** start DATASET **
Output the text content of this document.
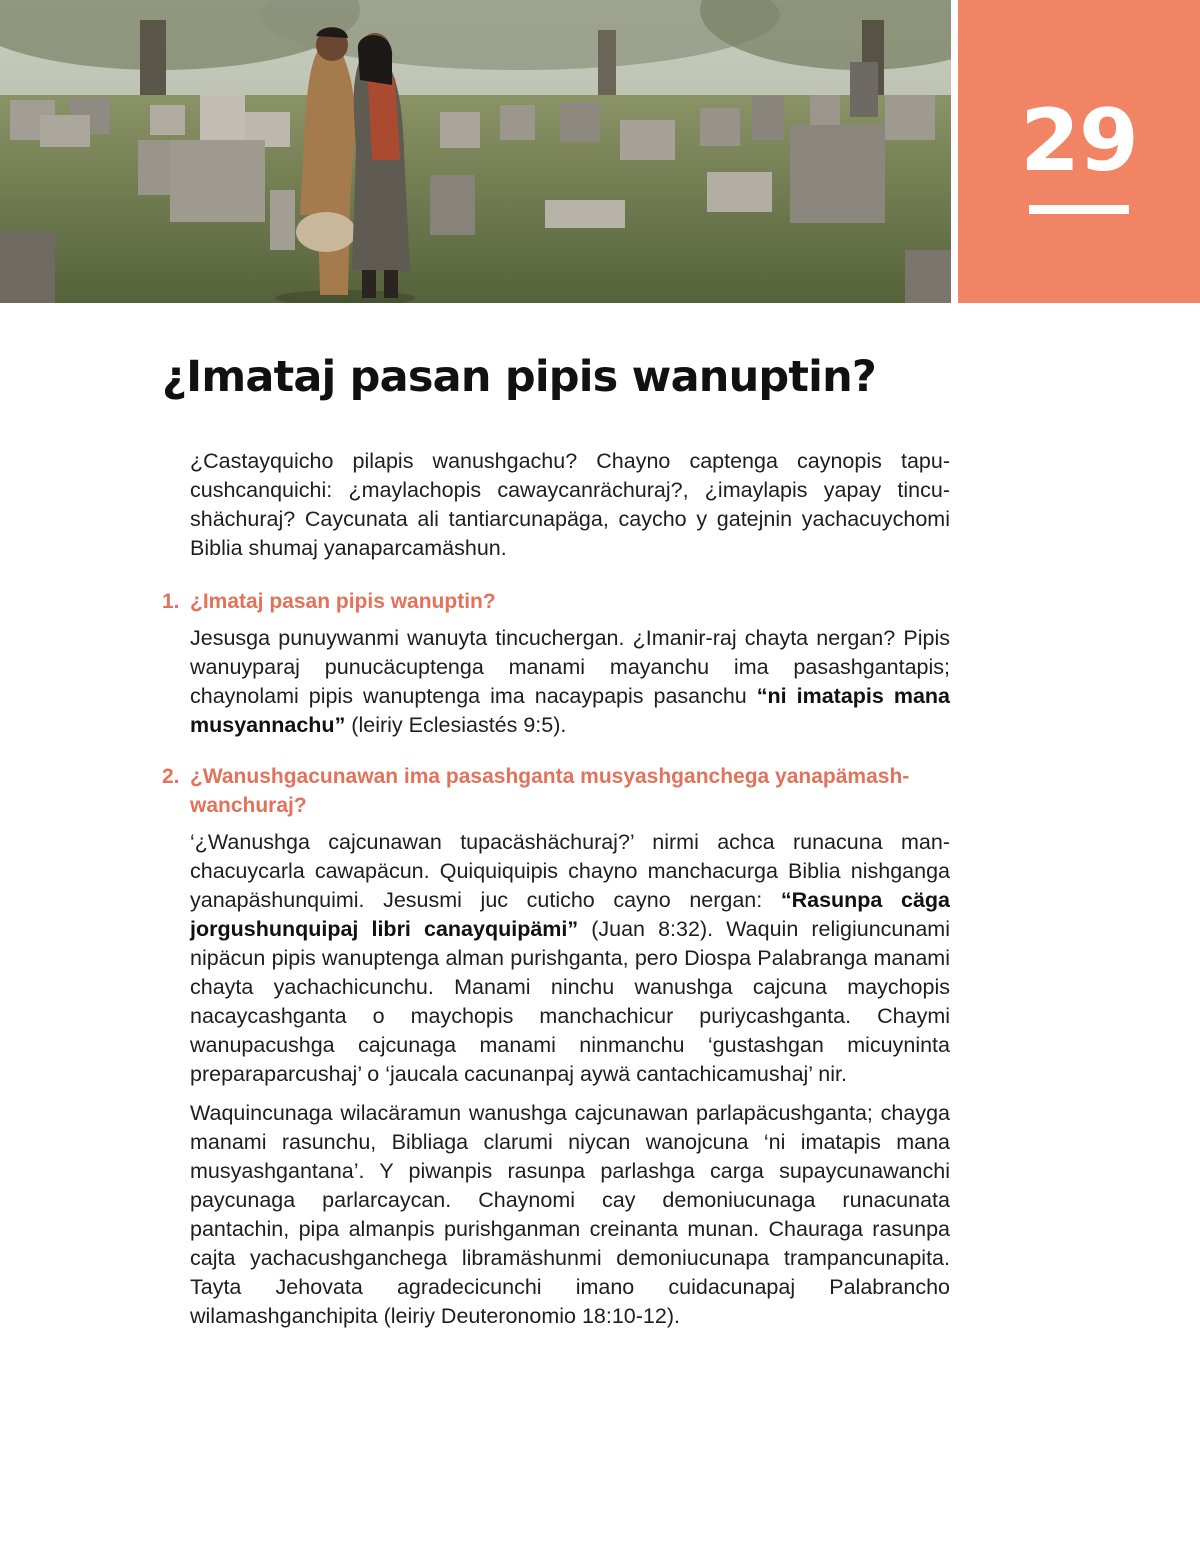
29
¿Imataj pasan pipis wanuptin?

¿Castayquicho pilapis wanushgachu? Chayno captenga caynopis tapucushcanquichi: ¿maylachopis cawaycanrächuraj?, ¿imaylapis yapay tincushächuraj? Caycunata ali tantiarcunapäga, caycho y gatejnin yachacuychomi Biblia shumaj yanaparcamäshun.

1. ¿Imataj pasan pipis wanuptin?

Jesusga punuywanmi wanuyta tincuchergan. ¿Imanir-raj chayta nergan? Pipis wanuyparaj punucäcuptenga manami mayanchu ima pasashgantapis; chaynolami pipis wanuptenga ima nacaypapis pasanchu “ni imatapis mana musyannachu” (leiriy Eclesiastés 9:5).

2. ¿Wanushgacunawan ima pasashganta musyashganchega yanapämashwanchuraj?

‘¿Wanushga cajcunawan tupacäshächuraj?’ nirmi achca runacuna manchacuycarla cawapäcun. Quiquiquipis chayno manchacurga Biblia nishganga yanapäshunquimi. Jesusmi juc cuticho cayno nergan: “Rasunpa cäga jorgushunquipaj libri canayquipämi” (Juan 8:32). Waquin religiuncunami nipäcun pipis wanuptenga alman purishganta, pero Diospa Palabranga manami chayta yachachicunchu. Manami ninchu wanushga cajcuna maychopis nacaycashganta o maychopis manchachicur puriycashganta. Chaymi wanupacushga cajcunaga manami ninmanchu ‘gustashgan micuyninta preparaparcushaj’ o ‘jaucala cacunanpaj aywä cantachicamushaj’ nir.

Waquincunaga wilacäramun wanushga cajcunawan parlapäcushganta; chayga manami rasunchu, Bibliaga clarumi niycan wanojcuna ‘ni imatapis mana musyashgantana’. Y piwanpis rasunpa parlashga carga supaycunawanchi paycunaga parlarcaycan. Chaynomi cay demoniucunaga runacunata pantachin, pipa almanpis purishganman creinanta munan. Chauraga rasunpa cajta yachacushganchega libramäshunmi demoniucunapa trampancunapita. Tayta Jehovata agradecicunchi imano cuidacunapaj Palabrancho wilamashganchipita (leiriy Deuteronomio 18:10-12).
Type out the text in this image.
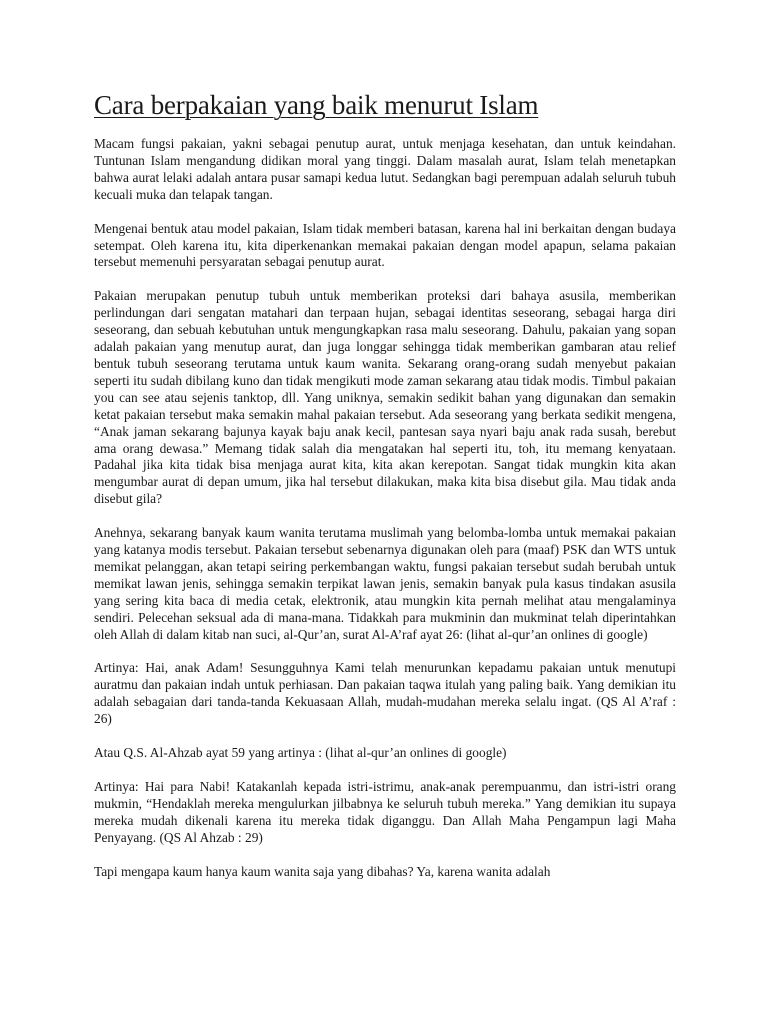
Cara berpakaian yang baik menurut Islam

Macam fungsi pakaian, yakni sebagai penutup aurat, untuk menjaga kesehatan, dan untuk keindahan. Tuntunan Islam mengandung didikan moral yang tinggi. Dalam masalah aurat, Islam telah menetapkan bahwa aurat lelaki adalah antara pusar samapi kedua lutut. Sedangkan bagi perempuan adalah seluruh tubuh kecuali muka dan telapak tangan.

Mengenai bentuk atau model pakaian, Islam tidak memberi batasan, karena hal ini berkaitan dengan budaya setempat. Oleh karena itu, kita diperkenankan memakai pakaian dengan model apapun, selama pakaian tersebut memenuhi persyaratan sebagai penutup aurat.

Pakaian merupakan penutup tubuh untuk memberikan proteksi dari bahaya asusila, memberikan perlindungan dari sengatan matahari dan terpaan hujan, sebagai identitas seseorang, sebagai harga diri seseorang, dan sebuah kebutuhan untuk mengungkapkan rasa malu seseorang. Dahulu, pakaian yang sopan adalah pakaian yang menutup aurat, dan juga longgar sehingga tidak memberikan gambaran atau relief bentuk tubuh seseorang terutama untuk kaum wanita. Sekarang orang-orang sudah menyebut pakaian seperti itu sudah dibilang kuno dan tidak mengikuti mode zaman sekarang atau tidak modis. Timbul pakaian you can see atau sejenis tanktop, dll. Yang uniknya, semakin sedikit bahan yang digunakan dan semakin ketat pakaian tersebut maka semakin mahal pakaian tersebut. Ada seseorang yang berkata sedikit mengena, “Anak jaman sekarang bajunya kayak baju anak kecil, pantesan saya nyari baju anak rada susah, berebut ama orang dewasa.” Memang tidak salah dia mengatakan hal seperti itu, toh, itu memang kenyataan. Padahal jika kita tidak bisa menjaga aurat kita, kita akan kerepotan. Sangat tidak mungkin kita akan mengumbar aurat di depan umum, jika hal tersebut dilakukan, maka kita bisa disebut gila. Mau tidak anda disebut gila?

Anehnya, sekarang banyak kaum wanita terutama muslimah yang belomba-lomba untuk memakai pakaian yang katanya modis tersebut. Pakaian tersebut sebenarnya digunakan oleh para (maaf) PSK dan WTS untuk memikat pelanggan, akan tetapi seiring perkembangan waktu, fungsi pakaian tersebut sudah berubah untuk memikat lawan jenis, sehingga semakin terpikat lawan jenis, semakin banyak pula kasus tindakan asusila yang sering kita baca di media cetak, elektronik, atau mungkin kita pernah melihat atau mengalaminya sendiri. Pelecehan seksual ada di mana-mana. Tidakkah para mukminin dan mukminat telah diperintahkan oleh Allah di dalam kitab nan suci, al-Qur’an, surat Al-A’raf ayat 26: (lihat al-qur’an onlines di google)

Artinya: Hai, anak Adam! Sesungguhnya Kami telah menurunkan kepadamu pakaian untuk menutupi auratmu dan pakaian indah untuk perhiasan. Dan pakaian taqwa itulah yang paling baik. Yang demikian itu adalah sebagaian dari tanda-tanda Kekuasaan Allah, mudah-mudahan mereka selalu ingat. (QS Al A’raf : 26)

Atau Q.S. Al-Ahzab ayat 59 yang artinya : (lihat al-qur’an onlines di google)

Artinya: Hai para Nabi! Katakanlah kepada istri-istrimu, anak-anak perempuanmu, dan istri-istri orang mukmin, “Hendaklah mereka mengulurkan jilbabnya ke seluruh tubuh mereka.” Yang demikian itu supaya mereka mudah dikenali karena itu mereka tidak diganggu. Dan Allah Maha Pengampun lagi Maha Penyayang. (QS Al Ahzab : 29)

Tapi mengapa kaum hanya kaum wanita saja yang dibahas? Ya, karena wanita adalah
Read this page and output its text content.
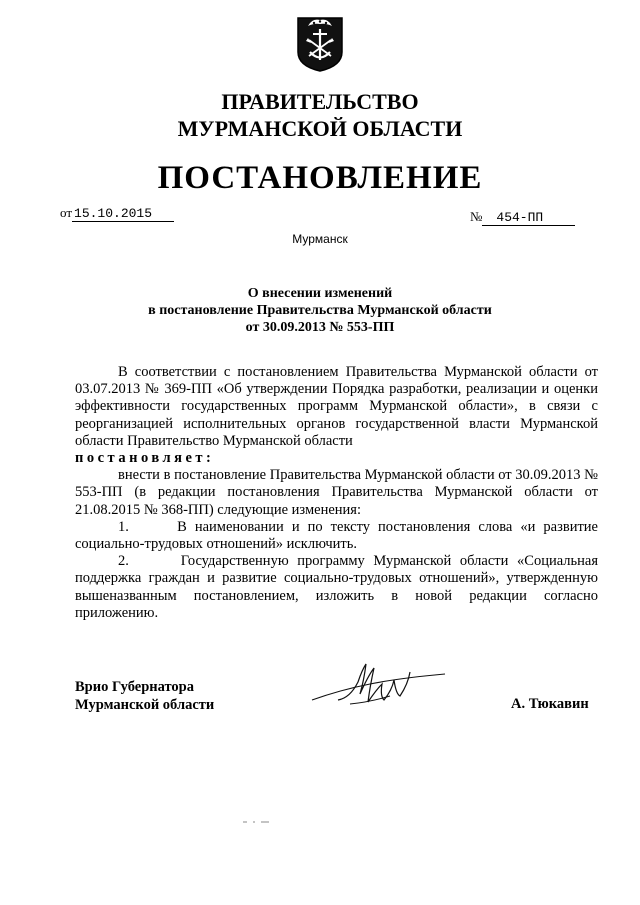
ПРАВИТЕЛЬСТВО
МУРМАНСКОЙ ОБЛАСТИ
ПОСТАНОВЛЕНИЕ
от 15.10.2015	№ 454-ПП
Мурманск
О внесении изменений
в постановление Правительства Мурманской области
от 30.09.2013 № 553-ПП

В соответствии с постановлением Правительства Мурманской области от 03.07.2013 № 369-ПП «Об утверждении Порядка разработки, реализации и оценки эффективности государственных программ Мурманской области», в связи с реорганизацией исполнительных органов государственной власти Мурманской области Правительство Мурманской области

постановляет:

внести в постановление Правительства Мурманской области от 30.09.2013 № 553-ПП (в редакции постановления Правительства Мурманской области от 21.08.2015 № 368-ПП) следующие изменения:

1.      В наименовании и по тексту постановления слова «и развитие социально-трудовых отношений» исключить.

2.      Государственную программу Мурманской области «Социальная поддержка граждан и развитие социально-трудовых отношений», утвержденную вышеназванным постановлением, изложить в новой редакции согласно приложению.

Врио Губернатора
Мурманской области	А. Тюкавин
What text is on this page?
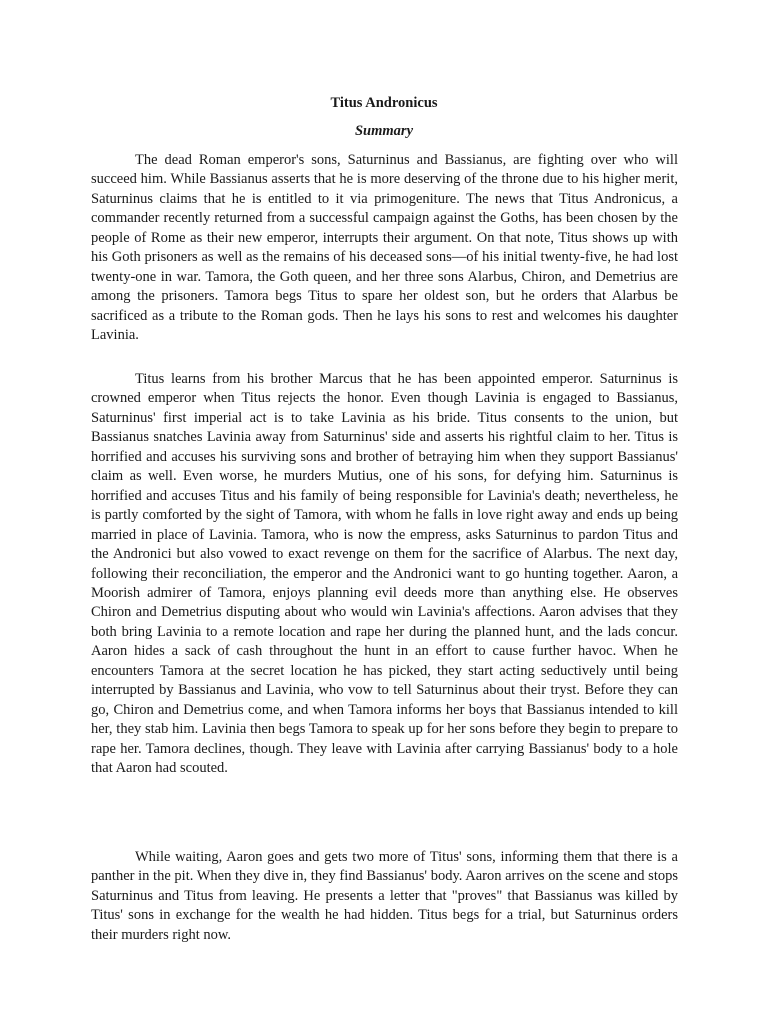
Titus Andronicus
Summary

The dead Roman emperor's sons, Saturninus and Bassianus, are fighting over who will succeed him. While Bassianus asserts that he is more deserving of the throne due to his higher merit, Saturninus claims that he is entitled to it via primogeniture. The news that Titus Andronicus, a commander recently returned from a successful campaign against the Goths, has been chosen by the people of Rome as their new emperor, interrupts their argument. On that note, Titus shows up with his Goth prisoners as well as the remains of his deceased sons—of his initial twenty-five, he had lost twenty-one in war. Tamora, the Goth queen, and her three sons Alarbus, Chiron, and Demetrius are among the prisoners. Tamora begs Titus to spare her oldest son, but he orders that Alarbus be sacrificed as a tribute to the Roman gods. Then he lays his sons to rest and welcomes his daughter Lavinia.

Titus learns from his brother Marcus that he has been appointed emperor. Saturninus is crowned emperor when Titus rejects the honor. Even though Lavinia is engaged to Bassianus, Saturninus' first imperial act is to take Lavinia as his bride. Titus consents to the union, but Bassianus snatches Lavinia away from Saturninus' side and asserts his rightful claim to her. Titus is horrified and accuses his surviving sons and brother of betraying him when they support Bassianus' claim as well. Even worse, he murders Mutius, one of his sons, for defying him. Saturninus is horrified and accuses Titus and his family of being responsible for Lavinia's death; nevertheless, he is partly comforted by the sight of Tamora, with whom he falls in love right away and ends up being married in place of Lavinia. Tamora, who is now the empress, asks Saturninus to pardon Titus and the Andronici but also vowed to exact revenge on them for the sacrifice of Alarbus. The next day, following their reconciliation, the emperor and the Andronici want to go hunting together. Aaron, a Moorish admirer of Tamora, enjoys planning evil deeds more than anything else. He observes Chiron and Demetrius disputing about who would win Lavinia's affections. Aaron advises that they both bring Lavinia to a remote location and rape her during the planned hunt, and the lads concur. Aaron hides a sack of cash throughout the hunt in an effort to cause further havoc. When he encounters Tamora at the secret location he has picked, they start acting seductively until being interrupted by Bassianus and Lavinia, who vow to tell Saturninus about their tryst. Before they can go, Chiron and Demetrius come, and when Tamora informs her boys that Bassianus intended to kill her, they stab him. Lavinia then begs Tamora to speak up for her sons before they begin to prepare to rape her. Tamora declines, though. They leave with Lavinia after carrying Bassianus' body to a hole that Aaron had scouted.

While waiting, Aaron goes and gets two more of Titus' sons, informing them that there is a panther in the pit. When they dive in, they find Bassianus' body. Aaron arrives on the scene and stops Saturninus and Titus from leaving. He presents a letter that "proves" that Bassianus was killed by Titus' sons in exchange for the wealth he had hidden. Titus begs for a trial, but Saturninus orders their murders right now.
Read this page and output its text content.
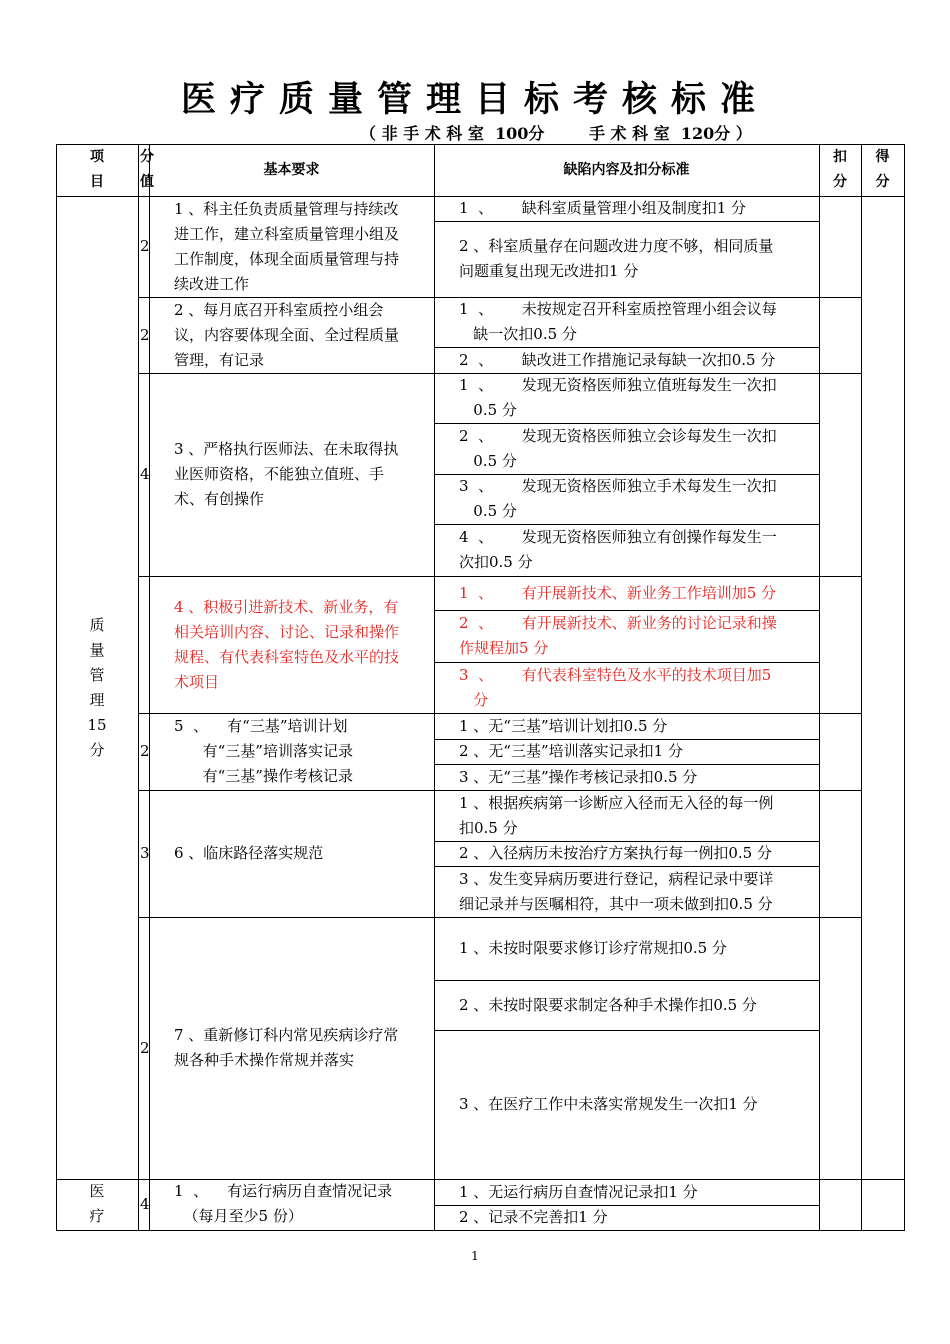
医疗质量管理目标考核标准
（ 非 手 术 科 室  100分        手 术 科 室  120分 ）
项
目
分
值
基本要求	缺陷内容及扣分标准
扣
分
得
分
质
量
管
理
15
分
医
疗
2
1 、科主任负责质量管理与持续改
进工作，建立科室质量管理小组及
工作制度，体现全面质量管理与持
续改进工作
1  、      缺科室质量管理小组及制度扣1 分
2 、科室质量存在问题改进力度不够，相同质量
问题重复出现无改进扣1 分
2
2 、每月底召开科室质控小组会
议，内容要体现全面、全过程质量
管理，有记录
1  、      未按规定召开科室质控管理小组会议每
缺一次扣0.5 分
2  、      缺改进工作措施记录每缺一次扣0.5 分
4
3 、严格执行医师法、在未取得执
业医师资格，不能独立值班、手
术、有创操作
1  、      发现无资格医师独立值班每发生一次扣
0.5 分
2  、      发现无资格医师独立会诊每发生一次扣
0.5 分
3  、      发现无资格医师独立手术每发生一次扣
0.5 分
4  、      发现无资格医师独立有创操作每发生一
次扣0.5 分
4 、积极引进新技术、新业务，有
相关培训内容、讨论、记录和操作
规程、有代表科室特色及水平的技
术项目
1  、      有开展新技术、新业务工作培训加5 分
2  、      有开展新技术、新业务的讨论记录和操
作规程加5 分
3  、      有代表科室特色及水平的技术项目加5
分
2
5  、    有“三基”培训计划
有“三基”培训落实记录
有“三基”操作考核记录
1 、无“三基”培训计划扣0.5 分
2 、无“三基”培训落实记录扣1 分
3 、无“三基”操作考核记录扣0.5 分
3 6 、临床路径落实规范
1 、根据疾病第一诊断应入径而无入径的每一例
扣0.5 分
2 、入径病历未按治疗方案执行每一例扣0.5 分
3 、发生变异病历要进行登记，病程记录中要详
细记录并与医嘱相符，其中一项未做到扣0.5 分
2
7 、重新修订科内常见疾病诊疗常
规各种手术操作常规并落实
1 、未按时限要求修订诊疗常规扣0.5 分
2 、未按时限要求制定各种手术操作扣0.5 分
3 、在医疗工作中未落实常规发生一次扣1 分
4
1  、    有运行病历自查情况记录
（每月至少5 份）
1 、无运行病历自查情况记录扣1 分
2 、记录不完善扣1 分
1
** end DATASET **
**WHAT YOU HAVE TO DO**
Copy out each line of the listing that holds "adalah".

**WRITTEN SOLUTION**
Macam fungsi pakaian, yakni sebagai penutup aurat, untuk menjaga kesehatan, dan untuk keindahan. Tuntunan Islam mengandung didikan moral yang tinggi. Dalam masalah aurat, Islam telah menetapkan bahwa aurat lelaki adalah antara pusar samapi kedua lutut. Sedangkan bagi perempuan adalah seluruh tubuh kecuali muka dan telapak tangan.
Pakaian merupakan penutup tubuh untuk memberikan proteksi dari bahaya asusila, memberikan perlindungan dari sengatan matahari dan terpaan hujan, sebagai identitas seseorang, sebagai harga diri seseorang, dan sebuah kebutuhan untuk mengungkapkan rasa malu seseorang. Dahulu, pakaian yang sopan adalah pakaian yang menutup aurat, dan juga longgar sehingga tidak memberikan gambaran atau relief bentuk tubuh seseorang terutama untuk kaum wanita. Sekarang orang-orang sudah menyebut pakaian seperti itu sudah dibilang kuno dan tidak mengikuti mode zaman sekarang atau tidak modis. Timbul pakaian you can see atau sejenis tanktop, dll. Yang uniknya, semakin sedikit bahan yang digunakan dan semakin ketat pakaian tersebut maka semakin mahal pakaian tersebut. Ada seseorang yang berkata sedikit mengena, “Anak jaman sekarang bajunya kayak baju anak kecil, pantesan saya nyari baju anak rada susah, berebut ama orang dewasa.” Memang tidak salah dia mengatakan hal seperti itu, toh, itu memang kenyataan. Padahal jika kita tidak bisa menjaga aurat kita, kita akan kerepotan. Sangat tidak mungkin kita akan mengumbar aurat di depan umum, jika hal tersebut dilakukan, maka kita bisa disebut gila. Mau tidak anda disebut gila?
Artinya: Hai, anak Adam! Sesungguhnya Kami telah menurunkan kepadamu pakaian untuk menutupi auratmu dan pakaian indah untuk perhiasan. Dan pakaian taqwa itulah yang paling baik. Yang demikian itu adalah sebagaian dari tanda-tanda Kekuasaan Allah, mudah-mudahan mereka selalu ingat. (QS Al A’raf : 26)
Tapi mengapa kaum hanya kaum wanita saja yang dibahas? Ya, karena wanita adalah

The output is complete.